Count every line that has "blessures" in it and give the total, nothing more.
++++ RECORDS SUPPLIED
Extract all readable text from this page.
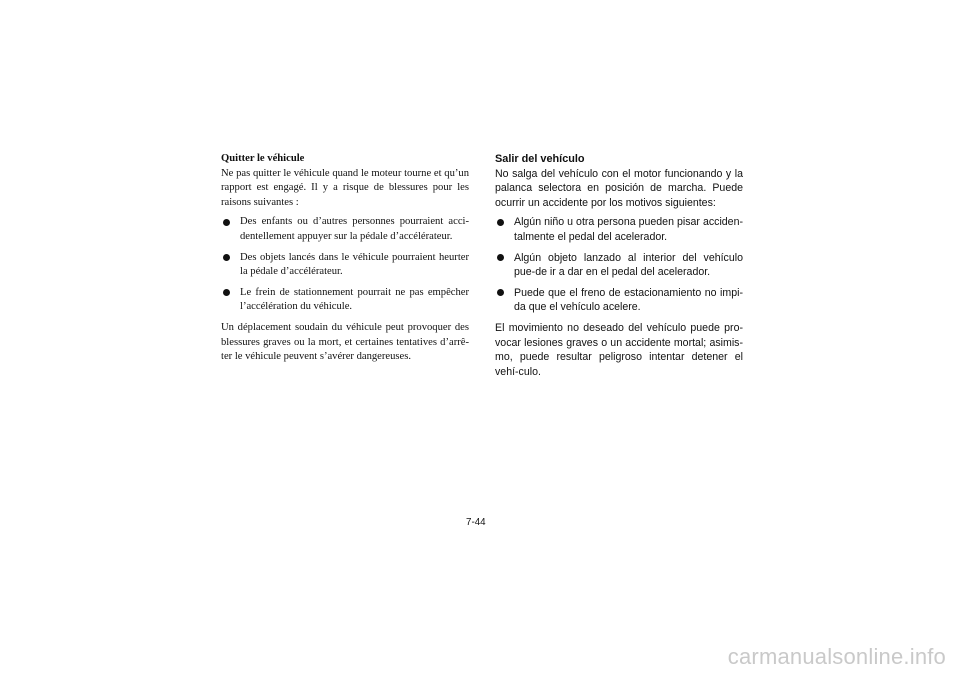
Quitter le véhicule

Ne pas quitter le véhicule quand le moteur tourne et qu’un rapport est engagé. Il y a risque de blessures pour les raisons suivantes :

Des enfants ou d’autres personnes pourraient acci-dentellement appuyer sur la pédale d’accélérateur.
Des objets lancés dans le véhicule pourraient heurter la pédale d’accélérateur.
Le frein de stationnement pourrait ne pas empêcher l’accélération du véhicule.

Un déplacement soudain du véhicule peut provoquer des blessures graves ou la mort, et certaines tentatives d’arrê-ter le véhicule peuvent s’avérer dangereuses.

Salir del vehículo

No salga del vehículo con el motor funcionando y la palanca selectora en posición de marcha. Puede ocurrir un accidente por los motivos siguientes:

Algún niño u otra persona pueden pisar acciden-talmente el pedal del acelerador.
Algún objeto lanzado al interior del vehículo pue-de ir a dar en el pedal del acelerador.
Puede que el freno de estacionamiento no impi-da que el vehículo acelere.

El movimiento no deseado del vehículo puede pro-vocar lesiones graves o un accidente mortal; asimis-mo, puede resultar peligroso intentar detener el vehí-culo.

7-44
carmanualsonline.info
++++++++
WORKED SOLUTION >> 2